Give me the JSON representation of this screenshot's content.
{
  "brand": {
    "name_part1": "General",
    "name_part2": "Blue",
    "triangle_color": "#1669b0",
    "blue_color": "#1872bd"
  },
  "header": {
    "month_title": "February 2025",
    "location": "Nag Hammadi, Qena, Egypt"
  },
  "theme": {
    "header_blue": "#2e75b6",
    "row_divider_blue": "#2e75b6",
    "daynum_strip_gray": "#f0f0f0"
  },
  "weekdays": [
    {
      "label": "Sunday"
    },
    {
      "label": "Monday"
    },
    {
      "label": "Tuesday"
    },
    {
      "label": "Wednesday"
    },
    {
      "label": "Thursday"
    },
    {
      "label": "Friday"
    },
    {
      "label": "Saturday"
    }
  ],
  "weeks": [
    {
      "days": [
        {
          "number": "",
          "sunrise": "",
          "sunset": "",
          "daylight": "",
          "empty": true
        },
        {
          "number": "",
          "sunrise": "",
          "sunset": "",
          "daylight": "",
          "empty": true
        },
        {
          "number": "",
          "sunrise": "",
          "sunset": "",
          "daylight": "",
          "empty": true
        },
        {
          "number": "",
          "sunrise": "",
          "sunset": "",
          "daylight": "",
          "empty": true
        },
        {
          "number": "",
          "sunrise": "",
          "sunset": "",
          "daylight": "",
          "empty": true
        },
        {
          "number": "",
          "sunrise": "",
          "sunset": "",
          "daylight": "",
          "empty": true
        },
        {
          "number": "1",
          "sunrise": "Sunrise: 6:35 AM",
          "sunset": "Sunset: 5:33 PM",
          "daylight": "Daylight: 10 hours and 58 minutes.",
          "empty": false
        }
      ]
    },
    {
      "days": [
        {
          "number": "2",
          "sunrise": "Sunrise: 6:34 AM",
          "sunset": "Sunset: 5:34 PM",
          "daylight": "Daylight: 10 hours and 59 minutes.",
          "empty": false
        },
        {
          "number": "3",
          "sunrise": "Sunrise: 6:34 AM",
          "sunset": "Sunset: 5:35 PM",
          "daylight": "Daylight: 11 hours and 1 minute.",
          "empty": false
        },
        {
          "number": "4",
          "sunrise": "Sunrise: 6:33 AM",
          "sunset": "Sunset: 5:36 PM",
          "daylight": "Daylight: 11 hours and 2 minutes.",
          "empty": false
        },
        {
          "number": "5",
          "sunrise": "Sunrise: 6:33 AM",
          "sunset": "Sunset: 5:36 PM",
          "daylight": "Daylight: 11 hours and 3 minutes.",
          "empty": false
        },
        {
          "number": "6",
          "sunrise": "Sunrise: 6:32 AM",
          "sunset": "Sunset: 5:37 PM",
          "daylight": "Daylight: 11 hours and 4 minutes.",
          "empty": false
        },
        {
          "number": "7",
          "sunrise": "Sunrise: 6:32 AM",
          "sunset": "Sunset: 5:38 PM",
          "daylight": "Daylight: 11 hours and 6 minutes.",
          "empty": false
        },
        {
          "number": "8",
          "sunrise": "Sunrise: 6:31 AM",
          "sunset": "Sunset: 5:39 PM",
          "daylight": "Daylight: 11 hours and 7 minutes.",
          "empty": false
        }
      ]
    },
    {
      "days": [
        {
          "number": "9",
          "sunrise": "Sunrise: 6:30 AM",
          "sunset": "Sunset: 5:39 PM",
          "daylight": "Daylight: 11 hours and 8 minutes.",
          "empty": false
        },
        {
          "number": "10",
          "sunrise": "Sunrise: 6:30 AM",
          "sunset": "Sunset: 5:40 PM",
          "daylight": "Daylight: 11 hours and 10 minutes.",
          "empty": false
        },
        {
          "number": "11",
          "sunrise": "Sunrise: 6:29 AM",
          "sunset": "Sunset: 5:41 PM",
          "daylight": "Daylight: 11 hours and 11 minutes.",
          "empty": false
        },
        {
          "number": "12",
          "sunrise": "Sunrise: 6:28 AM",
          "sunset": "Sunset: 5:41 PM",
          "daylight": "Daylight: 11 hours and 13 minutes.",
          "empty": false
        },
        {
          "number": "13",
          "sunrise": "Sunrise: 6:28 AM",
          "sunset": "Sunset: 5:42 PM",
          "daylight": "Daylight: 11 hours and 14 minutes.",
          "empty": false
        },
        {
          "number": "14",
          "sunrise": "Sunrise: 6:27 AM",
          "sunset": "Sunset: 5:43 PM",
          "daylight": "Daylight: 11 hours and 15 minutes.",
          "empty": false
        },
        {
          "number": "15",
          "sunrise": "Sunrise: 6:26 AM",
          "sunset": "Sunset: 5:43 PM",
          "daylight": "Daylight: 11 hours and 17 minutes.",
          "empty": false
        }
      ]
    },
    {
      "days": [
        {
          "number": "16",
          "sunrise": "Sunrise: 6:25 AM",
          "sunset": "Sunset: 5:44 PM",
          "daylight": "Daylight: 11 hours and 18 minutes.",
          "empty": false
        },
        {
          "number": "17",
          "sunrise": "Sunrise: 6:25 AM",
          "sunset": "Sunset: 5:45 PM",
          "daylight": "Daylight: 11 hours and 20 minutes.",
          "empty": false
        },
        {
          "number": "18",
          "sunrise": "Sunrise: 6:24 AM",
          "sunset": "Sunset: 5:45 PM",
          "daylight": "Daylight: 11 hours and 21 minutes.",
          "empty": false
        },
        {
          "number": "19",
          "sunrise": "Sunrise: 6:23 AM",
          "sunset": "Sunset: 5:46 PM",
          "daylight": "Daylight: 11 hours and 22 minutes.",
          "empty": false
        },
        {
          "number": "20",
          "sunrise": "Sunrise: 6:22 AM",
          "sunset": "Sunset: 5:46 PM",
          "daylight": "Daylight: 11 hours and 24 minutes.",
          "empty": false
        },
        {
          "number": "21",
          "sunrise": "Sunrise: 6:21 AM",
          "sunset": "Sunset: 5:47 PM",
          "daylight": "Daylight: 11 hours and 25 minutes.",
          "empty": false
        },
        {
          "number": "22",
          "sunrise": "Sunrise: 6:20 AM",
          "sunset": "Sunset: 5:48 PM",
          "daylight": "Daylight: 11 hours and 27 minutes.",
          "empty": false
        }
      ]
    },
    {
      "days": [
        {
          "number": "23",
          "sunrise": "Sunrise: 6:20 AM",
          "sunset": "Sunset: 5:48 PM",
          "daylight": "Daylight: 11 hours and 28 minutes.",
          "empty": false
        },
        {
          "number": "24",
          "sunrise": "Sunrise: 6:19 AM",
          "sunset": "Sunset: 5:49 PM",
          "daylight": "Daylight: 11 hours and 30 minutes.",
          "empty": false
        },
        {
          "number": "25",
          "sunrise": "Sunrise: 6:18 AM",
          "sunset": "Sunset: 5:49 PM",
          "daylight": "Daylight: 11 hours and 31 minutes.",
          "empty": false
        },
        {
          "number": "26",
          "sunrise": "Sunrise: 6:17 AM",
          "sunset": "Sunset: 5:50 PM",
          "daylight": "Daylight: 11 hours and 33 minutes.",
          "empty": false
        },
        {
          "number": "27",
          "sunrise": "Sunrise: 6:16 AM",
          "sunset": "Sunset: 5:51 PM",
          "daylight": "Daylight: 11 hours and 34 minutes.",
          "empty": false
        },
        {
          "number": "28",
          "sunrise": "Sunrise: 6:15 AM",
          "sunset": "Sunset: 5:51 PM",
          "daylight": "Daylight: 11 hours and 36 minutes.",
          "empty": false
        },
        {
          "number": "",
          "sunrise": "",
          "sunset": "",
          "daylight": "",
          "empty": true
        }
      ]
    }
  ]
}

### Directions for this task
Each line above that includes "label" counts once; state the total and nothing more.

### Output of the task
7